Stored data:
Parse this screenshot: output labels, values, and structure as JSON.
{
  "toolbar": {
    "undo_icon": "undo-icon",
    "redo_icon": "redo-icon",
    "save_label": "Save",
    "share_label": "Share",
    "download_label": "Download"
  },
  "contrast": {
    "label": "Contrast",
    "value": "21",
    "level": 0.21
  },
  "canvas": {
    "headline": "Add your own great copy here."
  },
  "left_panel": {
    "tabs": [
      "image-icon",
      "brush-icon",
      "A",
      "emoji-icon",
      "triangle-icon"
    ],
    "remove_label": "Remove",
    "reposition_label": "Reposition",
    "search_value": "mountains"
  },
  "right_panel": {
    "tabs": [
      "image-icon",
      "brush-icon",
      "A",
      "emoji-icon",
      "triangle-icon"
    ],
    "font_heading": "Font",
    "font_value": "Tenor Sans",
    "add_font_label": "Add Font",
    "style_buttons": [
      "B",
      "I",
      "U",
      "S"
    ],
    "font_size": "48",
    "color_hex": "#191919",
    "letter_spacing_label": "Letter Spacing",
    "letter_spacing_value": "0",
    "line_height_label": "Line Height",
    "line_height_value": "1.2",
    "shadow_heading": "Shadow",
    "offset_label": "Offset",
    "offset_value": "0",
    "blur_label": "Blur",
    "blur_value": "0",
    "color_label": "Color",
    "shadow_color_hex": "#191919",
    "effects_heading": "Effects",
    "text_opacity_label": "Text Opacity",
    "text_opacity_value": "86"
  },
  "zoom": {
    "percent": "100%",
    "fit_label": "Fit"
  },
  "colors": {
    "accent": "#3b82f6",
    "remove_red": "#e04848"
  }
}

● **Task to carry out**: Above are some records; extract every one of them exactly.

● **Task response**:
Parse this screenshot: output labels, values, and structure as JSON.
{
  "toolbar": {
    "undo_icon": "undo-icon",
    "redo_icon": "redo-icon",
    "save_label": "Save",
    "share_label": "Share",
    "download_label": "Download"
  },
  "contrast": {
    "label": "Contrast",
    "value": "21",
    "level": 0.21
  },
  "canvas": {
    "headline": "Add your own great copy here."
  },
  "left_panel": {
    "tabs": [
      "image-icon",
      "brush-icon",
      "A",
      "emoji-icon",
      "triangle-icon"
    ],
    "remove_label": "Remove",
    "reposition_label": "Reposition",
    "search_value": "mountains"
  },
  "right_panel": {
    "tabs": [
      "image-icon",
      "brush-icon",
      "A",
      "emoji-icon",
      "triangle-icon"
    ],
    "font_heading": "Font",
    "font_value": "Tenor Sans",
    "add_font_label": "Add Font",
    "style_buttons": [
      "B",
      "I",
      "U",
      "S"
    ],
    "font_size": "48",
    "color_hex": "#191919",
    "letter_spacing_label": "Letter Spacing",
    "letter_spacing_value": "0",
    "line_height_label": "Line Height",
    "line_height_value": "1.2",
    "shadow_heading": "Shadow",
    "offset_label": "Offset",
    "offset_value": "0",
    "blur_label": "Blur",
    "blur_value": "0",
    "color_label": "Color",
    "shadow_color_hex": "#191919",
    "effects_heading": "Effects",
    "text_opacity_label": "Text Opacity",
    "text_opacity_value": "86"
  },
  "zoom": {
    "percent": "100%",
    "fit_label": "Fit"
  },
  "colors": {
    "accent": "#3b82f6",
    "remove_red": "#e04848"
  }
}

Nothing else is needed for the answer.